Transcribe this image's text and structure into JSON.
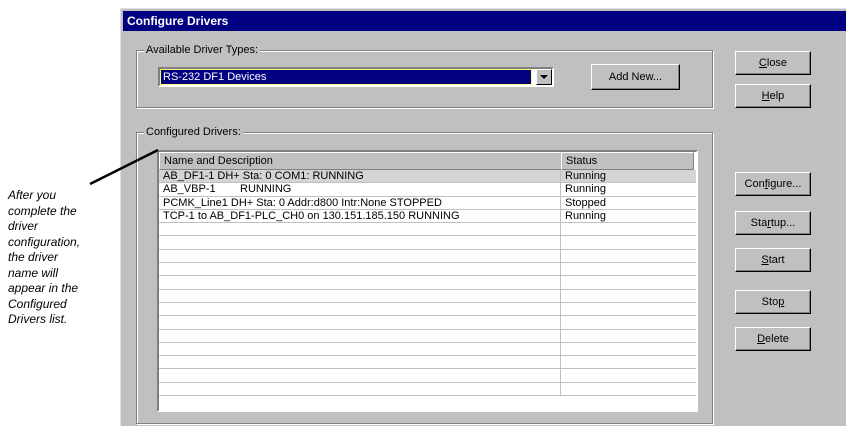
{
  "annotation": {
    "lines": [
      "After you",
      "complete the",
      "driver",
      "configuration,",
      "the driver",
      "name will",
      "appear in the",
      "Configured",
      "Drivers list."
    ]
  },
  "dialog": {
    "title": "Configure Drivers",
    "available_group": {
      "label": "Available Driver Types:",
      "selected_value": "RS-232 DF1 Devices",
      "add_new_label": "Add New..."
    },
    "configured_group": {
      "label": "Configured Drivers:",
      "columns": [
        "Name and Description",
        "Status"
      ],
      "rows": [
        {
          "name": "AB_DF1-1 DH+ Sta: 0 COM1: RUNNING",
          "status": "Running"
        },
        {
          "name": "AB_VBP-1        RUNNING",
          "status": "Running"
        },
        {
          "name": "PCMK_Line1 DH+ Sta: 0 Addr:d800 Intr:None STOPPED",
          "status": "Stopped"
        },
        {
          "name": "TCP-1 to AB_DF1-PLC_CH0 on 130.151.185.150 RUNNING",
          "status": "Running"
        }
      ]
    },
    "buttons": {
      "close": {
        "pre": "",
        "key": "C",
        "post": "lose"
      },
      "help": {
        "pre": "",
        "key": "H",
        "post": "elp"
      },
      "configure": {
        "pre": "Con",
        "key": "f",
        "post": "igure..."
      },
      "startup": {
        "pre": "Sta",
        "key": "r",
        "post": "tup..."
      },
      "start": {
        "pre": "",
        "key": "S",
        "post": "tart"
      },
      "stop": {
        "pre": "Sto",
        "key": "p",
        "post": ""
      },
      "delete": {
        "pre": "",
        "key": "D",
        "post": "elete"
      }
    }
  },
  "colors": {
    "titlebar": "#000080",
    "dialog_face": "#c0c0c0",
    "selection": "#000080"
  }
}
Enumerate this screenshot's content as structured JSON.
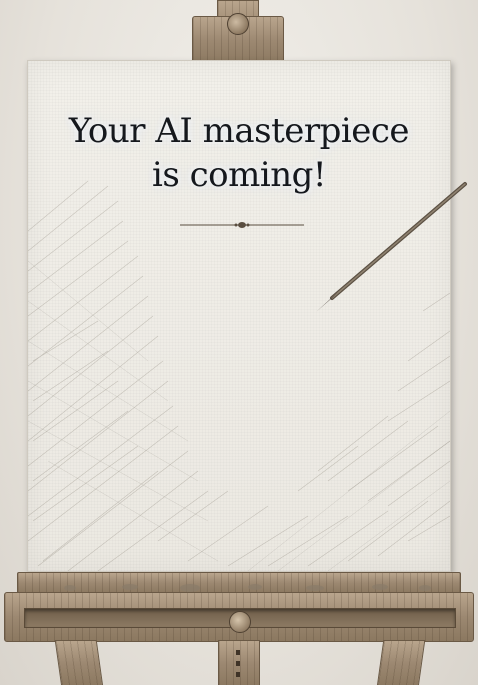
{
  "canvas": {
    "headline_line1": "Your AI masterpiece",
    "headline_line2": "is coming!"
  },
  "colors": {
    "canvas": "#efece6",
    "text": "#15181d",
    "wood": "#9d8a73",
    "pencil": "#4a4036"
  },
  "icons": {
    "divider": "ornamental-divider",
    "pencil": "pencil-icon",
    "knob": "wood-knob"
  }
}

* YOUR GOAL *
Gather all lines of the records that include the word "text".

* RESPONSE *
Transcribe this image's text and structure into JSON.
    "text": "#15181d",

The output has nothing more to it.